EXERCISE INSTRUCTIONS - Drop every picture and give the entries back exactly.

Extracted data entries
:::

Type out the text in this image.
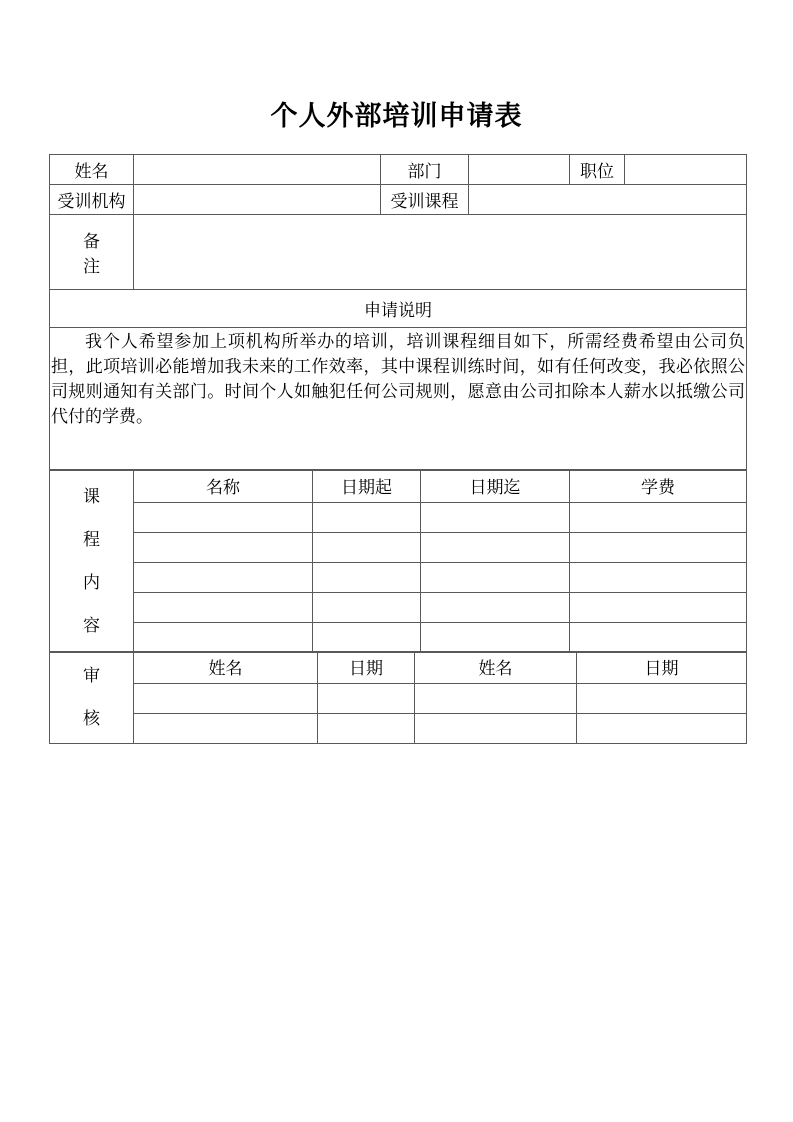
个人外部培训申请表
姓名		部门		职位	
受训机构		受训课程			
备 注					
申请说明					

我个人希望参加上项机构所举办的培训，培训课程细目如下，所需经费希望由公司负担，此项培训必能增加我未来的工作效率，其中课程训练时间，如有任何改变，我必依照公司规则通知有关部门。时间个人如触犯任何公司规则，愿意由公司扣除本人薪水以抵缴公司代付的学费。					
课
程
内
容	名称	日期起	日期迄	学费

审
核	姓名	日期	姓名	日期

:::

WORKED ANSWER -
Type out the text in this image.
个人外部培训申请表
姓名		部门		职位	
受训机构		受训课程			
备 注					
申请说明					

我个人希望参加上项机构所举办的培训，培训课程细目如下，所需经费希望由公司负担，此项培训必能增加我未来的工作效率，其中课程训练时间，如有任何改变，我必依照公司规则通知有关部门。时间个人如触犯任何公司规则，愿意由公司扣除本人薪水以抵缴公司代付的学费。					
课
程
内
容	名称	日期起	日期迄	学费

审
核	姓名	日期	姓名	日期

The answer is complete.